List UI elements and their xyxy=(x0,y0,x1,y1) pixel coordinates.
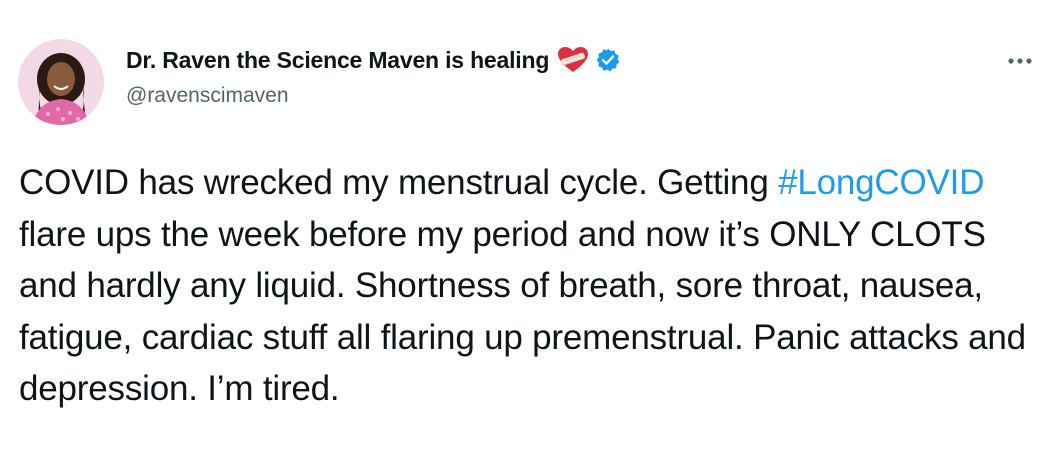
hashtag-link[interactable]: #LongCOVID xyxy=(778,163,984,202)
tweet-card: Dr. Raven the Science Maven is healing @… xyxy=(0,0,1056,474)
more-horizontal-icon xyxy=(1008,58,1032,64)
avatar[interactable] xyxy=(18,39,104,125)
tweet-text-part1: COVID has wrecked my menstrual cycle. Ge… xyxy=(19,163,779,202)
more-options-button[interactable] xyxy=(1000,46,1040,76)
author-name-row: Dr. Raven the Science Maven is healing xyxy=(126,46,621,74)
mending-heart-icon xyxy=(557,46,589,74)
author-display-name[interactable]: Dr. Raven the Science Maven is healing xyxy=(126,47,549,74)
tweet-text: COVID has wrecked my menstrual cycle. Ge… xyxy=(19,157,1039,415)
author-handle[interactable]: @ravenscimaven xyxy=(126,84,289,108)
verified-badge-icon xyxy=(595,47,621,73)
tweet-text-part2: flare ups the week before my period and … xyxy=(19,214,1026,409)
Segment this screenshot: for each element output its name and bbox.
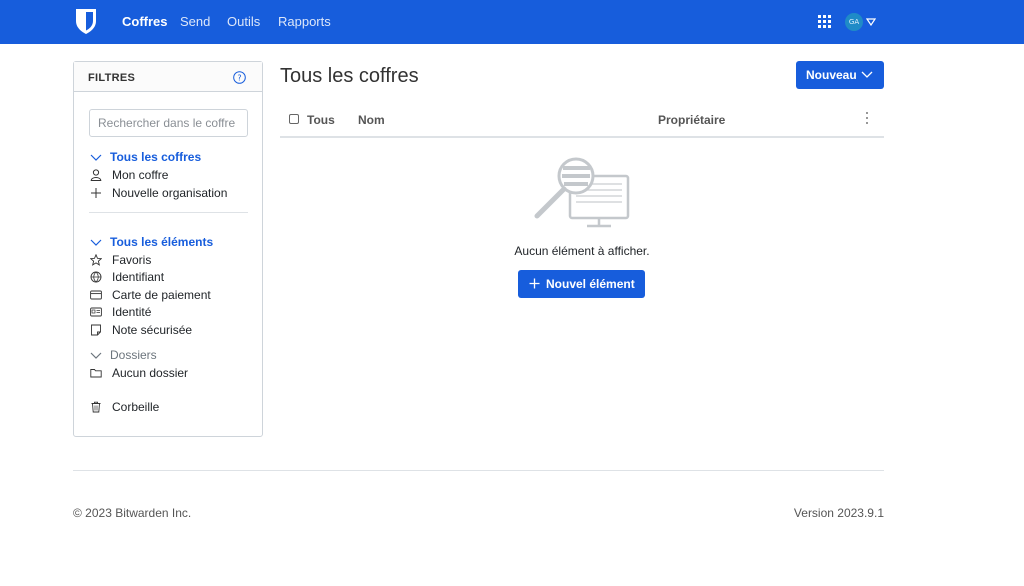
folder-icon	[90, 369, 102, 378]
svg-text:?: ?	[237, 74, 241, 83]
trash-icon	[91, 401, 101, 413]
filters-divider	[89, 212, 248, 213]
help-icon[interactable]: ?	[233, 71, 246, 84]
nav-link-send[interactable]: Send	[180, 14, 210, 29]
chevron-down-icon	[90, 352, 102, 359]
column-all[interactable]: Tous	[307, 113, 335, 127]
nav-link-tools[interactable]: Outils	[227, 14, 260, 29]
top-navbar: Coffres Send Outils Rapports GA	[0, 0, 1024, 44]
filter-all-items-label: Tous les éléments	[110, 235, 214, 249]
filter-secure-note-label: Note sécurisée	[112, 323, 193, 337]
star-icon	[90, 254, 102, 266]
filter-login-label: Identifiant	[112, 270, 165, 284]
id-card-icon	[90, 307, 102, 317]
filter-all-vaults-label: Tous les coffres	[110, 150, 202, 164]
account-avatar[interactable]: GA	[845, 13, 863, 31]
product-switcher-icon[interactable]	[818, 15, 831, 28]
filters-panel: FILTRES ? Tous les coffres Mon coffre No…	[73, 61, 263, 437]
plus-icon	[91, 188, 101, 198]
column-owner: Propriétaire	[658, 113, 726, 127]
filter-card-label: Carte de paiement	[112, 288, 211, 302]
plus-icon	[529, 278, 540, 289]
version-text: Version 2023.9.1	[793, 506, 884, 520]
filters-title: FILTRES	[88, 72, 136, 84]
chevron-down-icon	[90, 239, 102, 246]
caret-down-icon[interactable]	[866, 18, 876, 26]
sticky-note-icon	[91, 324, 101, 336]
new-dropdown-button[interactable]: Nouveau	[796, 61, 884, 89]
chevron-down-icon	[861, 71, 873, 78]
page-title: Tous les coffres	[280, 65, 419, 87]
more-options-icon[interactable]	[865, 111, 869, 125]
table-header: Tous Nom Propriétaire	[280, 107, 884, 138]
footer-divider	[73, 470, 884, 471]
filter-favorites-label: Favoris	[112, 253, 152, 267]
filter-my-vault-label: Mon coffre	[112, 168, 169, 182]
new-item-button-label: Nouvel élément	[546, 277, 635, 291]
copyright-text: © 2023 Bitwarden Inc.	[73, 506, 192, 520]
filter-new-organization-label: Nouvelle organisation	[112, 186, 228, 200]
empty-state-message: Aucun élément à afficher.	[514, 244, 650, 258]
new-button-label: Nouveau	[806, 68, 857, 82]
search-vault-input[interactable]	[89, 109, 248, 137]
nav-link-vaults[interactable]: Coffres	[122, 14, 168, 29]
new-item-button[interactable]: Nouvel élément	[518, 270, 645, 298]
select-all-checkbox[interactable]	[289, 114, 299, 124]
column-name: Nom	[358, 113, 385, 127]
chevron-down-icon	[90, 154, 102, 161]
user-icon	[90, 169, 102, 181]
credit-card-icon	[90, 290, 102, 300]
filter-no-folder-label: Aucun dossier	[112, 366, 189, 380]
filter-folders-label: Dossiers	[110, 348, 157, 362]
filter-trash-label: Corbeille	[112, 400, 160, 414]
empty-vault-illustration-icon	[534, 157, 630, 228]
globe-icon	[90, 271, 102, 283]
filter-identity-label: Identité	[112, 305, 152, 319]
nav-link-reports[interactable]: Rapports	[278, 14, 331, 29]
filters-header: FILTRES ?	[74, 62, 262, 92]
bitwarden-shield-icon[interactable]	[74, 8, 98, 35]
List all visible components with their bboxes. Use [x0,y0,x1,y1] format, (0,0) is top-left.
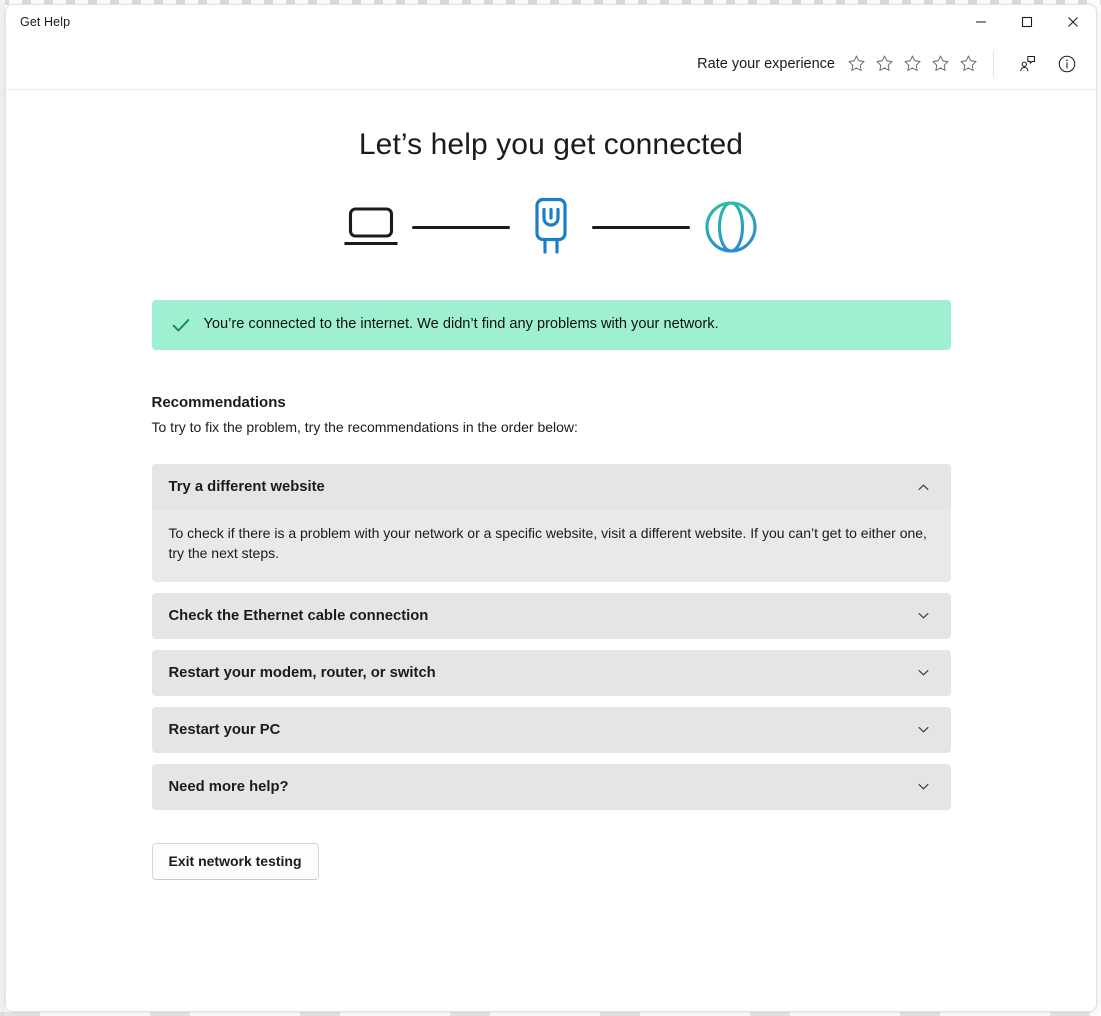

──────

(GOAL) Copy out every line of the records above word for word, leaving out the pictures.

(RESPONSE FOR THIS EXERCISE)
List UI elements and their xyxy=(x0,y0,x1,y1) pixel coordinates.
hashtag-link[interactable]: #LongCOVID xyxy=(778,163,984,202)
tweet-card: Dr. Raven the Science Maven is healing @… xyxy=(0,0,1056,474)
more-horizontal-icon xyxy=(1008,58,1032,64)
avatar[interactable] xyxy=(18,39,104,125)
tweet-text-part1: COVID has wrecked my menstrual cycle. Ge… xyxy=(19,163,779,202)
more-options-button[interactable] xyxy=(1000,46,1040,76)
author-name-row: Dr. Raven the Science Maven is healing xyxy=(126,46,621,74)
mending-heart-icon xyxy=(557,46,589,74)
author-display-name[interactable]: Dr. Raven the Science Maven is healing xyxy=(126,47,549,74)
tweet-text: COVID has wrecked my menstrual cycle. Ge… xyxy=(19,157,1039,415)
author-handle[interactable]: @ravenscimaven xyxy=(126,84,289,108)
verified-badge-icon xyxy=(595,47,621,73)
tweet-text-part2: flare ups the week before my period and … xyxy=(19,214,1026,409)
Segment this screenshot: for each element output its name and bbox.
folder-icon	[90, 369, 102, 378]
svg-text:?: ?	[237, 74, 241, 83]
trash-icon	[91, 401, 101, 413]
filters-divider	[89, 212, 248, 213]
help-icon[interactable]: ?	[233, 71, 246, 84]
nav-link-send[interactable]: Send	[180, 14, 210, 29]
chevron-down-icon	[90, 352, 102, 359]
column-all[interactable]: Tous	[307, 113, 335, 127]
nav-link-tools[interactable]: Outils	[227, 14, 260, 29]
top-navbar: Coffres Send Outils Rapports GA	[0, 0, 1024, 44]
filter-all-items-label: Tous les éléments	[110, 235, 214, 249]
filter-secure-note-label: Note sécurisée	[112, 323, 193, 337]
star-icon	[90, 254, 102, 266]
filter-login-label: Identifiant	[112, 270, 165, 284]
id-card-icon	[90, 307, 102, 317]
filter-all-vaults-label: Tous les coffres	[110, 150, 202, 164]
account-avatar[interactable]: GA	[845, 13, 863, 31]
product-switcher-icon[interactable]	[818, 15, 831, 28]
filters-panel: FILTRES ? Tous les coffres Mon coffre No…	[73, 61, 263, 437]
plus-icon	[91, 188, 101, 198]
column-owner: Propriétaire	[658, 113, 726, 127]
filter-card-label: Carte de paiement	[112, 288, 211, 302]
plus-icon	[529, 278, 540, 289]
version-text: Version 2023.9.1	[793, 506, 884, 520]
filters-title: FILTRES	[88, 72, 136, 84]
chevron-down-icon	[90, 239, 102, 246]
caret-down-icon[interactable]	[866, 18, 876, 26]
sticky-note-icon	[91, 324, 101, 336]
new-dropdown-button[interactable]: Nouveau	[796, 61, 884, 89]
chevron-down-icon	[861, 71, 873, 78]
page-title: Tous les coffres	[280, 65, 419, 87]
more-options-icon[interactable]	[865, 111, 869, 125]
table-header: Tous Nom Propriétaire	[280, 107, 884, 138]
footer-divider	[73, 470, 884, 471]
filter-favorites-label: Favoris	[112, 253, 152, 267]
filter-my-vault-label: Mon coffre	[112, 168, 169, 182]
new-item-button-label: Nouvel élément	[546, 277, 635, 291]
copyright-text: © 2023 Bitwarden Inc.	[73, 506, 192, 520]
filter-new-organization-label: Nouvelle organisation	[112, 186, 228, 200]
empty-state-message: Aucun élément à afficher.	[514, 244, 650, 258]
new-button-label: Nouveau	[806, 68, 857, 82]
search-vault-input[interactable]	[89, 109, 248, 137]
nav-link-vaults[interactable]: Coffres	[122, 14, 168, 29]
new-item-button[interactable]: Nouvel élément	[518, 270, 645, 298]
select-all-checkbox[interactable]	[289, 114, 299, 124]
column-name: Nom	[358, 113, 385, 127]
chevron-down-icon	[90, 154, 102, 161]
user-icon	[90, 169, 102, 181]
credit-card-icon	[90, 290, 102, 300]
filter-no-folder-label: Aucun dossier	[112, 366, 189, 380]
filter-folders-label: Dossiers	[110, 348, 157, 362]
filter-trash-label: Corbeille	[112, 400, 160, 414]
empty-vault-illustration-icon	[534, 157, 630, 228]
globe-icon	[90, 271, 102, 283]
filter-identity-label: Identité	[112, 305, 152, 319]
nav-link-reports[interactable]: Rapports	[278, 14, 331, 29]
filters-header: FILTRES ?	[74, 62, 262, 92]
bitwarden-shield-icon[interactable]	[74, 8, 98, 35]
List all visible components with their bboxes. Use [x0,y0,x1,y1] format, (0,0) is top-left.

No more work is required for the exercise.